▸ What is needed
Transcribe the lines below verbatim, starting with the line containing "button[interactable]: * [0, 501, 134, 597]" and continuing through the line containing "staticText: Contacts [181, 820, 222, 834]".

▸ Data to process
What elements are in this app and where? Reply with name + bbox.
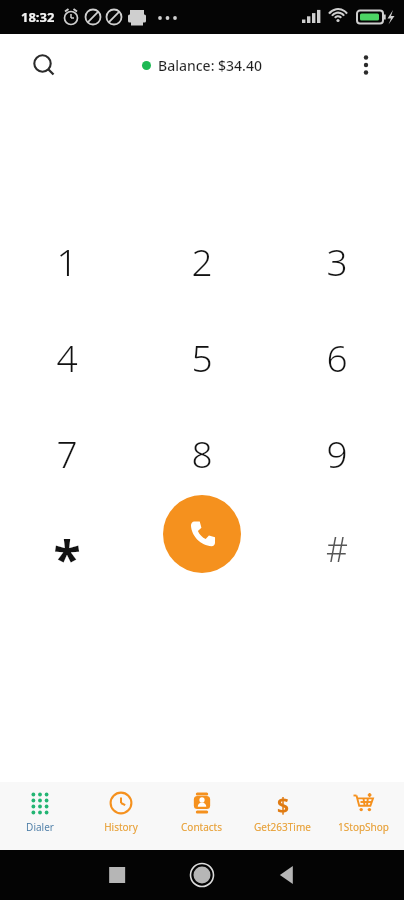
button[interactable]: * [0, 501, 134, 597]
staticText: 4 [56, 332, 78, 382]
staticText: 1StopShop [338, 820, 389, 834]
staticText: 9 [326, 428, 348, 478]
button[interactable]: 0 [134, 501, 269, 597]
staticText: # [326, 526, 348, 572]
staticText: Balance: $34.40 [158, 56, 262, 75]
button[interactable]: Contacts [161, 782, 242, 850]
staticText: Contacts [181, 820, 222, 834]
staticText: * [53, 524, 81, 592]
button[interactable]: 9 [269, 405, 404, 501]
button[interactable]: Search [20, 41, 68, 89]
button[interactable]: History [80, 782, 161, 850]
staticText: 6 [326, 332, 348, 382]
button[interactable]: 1StopShop [323, 782, 404, 850]
button[interactable]: More options [344, 43, 388, 87]
staticText: 3 [326, 236, 348, 286]
staticText: 7 [56, 428, 78, 478]
staticText: Dialer [26, 820, 54, 834]
button[interactable]: 7 [0, 405, 134, 501]
button[interactable]: 1 [0, 213, 134, 309]
staticText: 8 [191, 428, 213, 478]
staticText: 18:32 [21, 8, 55, 26]
staticText: History [104, 820, 138, 834]
button[interactable]: 8 [134, 405, 269, 501]
button[interactable]: Dialer [0, 782, 80, 850]
staticText: Get263Time [254, 820, 311, 834]
button[interactable]: 5 [134, 309, 269, 405]
button[interactable]: 6 [269, 309, 404, 405]
staticText: 1 [56, 236, 78, 286]
button[interactable]: 2 [134, 213, 269, 309]
button[interactable]: 3 [269, 213, 404, 309]
button[interactable]: # [269, 501, 404, 597]
staticText: 5 [191, 332, 213, 382]
staticText: 2 [191, 236, 213, 286]
button[interactable]: 4 [0, 309, 134, 405]
button[interactable]: $ [242, 782, 323, 850]
staticText: 0 [191, 524, 213, 574]
staticText: $ [277, 791, 290, 815]
button[interactable]: Balance: $34.40 [134, 50, 270, 81]
button[interactable]: Call [163, 495, 241, 573]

▸ Solution to the exercise
button[interactable]: * [0, 501, 134, 597]
staticText: 4 [56, 332, 78, 382]
staticText: 1StopShop [338, 820, 389, 834]
staticText: 9 [326, 428, 348, 478]
button[interactable]: 0 [134, 501, 269, 597]
staticText: # [326, 526, 348, 572]
staticText: Balance: $34.40 [158, 56, 262, 75]
button[interactable]: Contacts [161, 782, 242, 850]
staticText: Contacts [181, 820, 222, 834]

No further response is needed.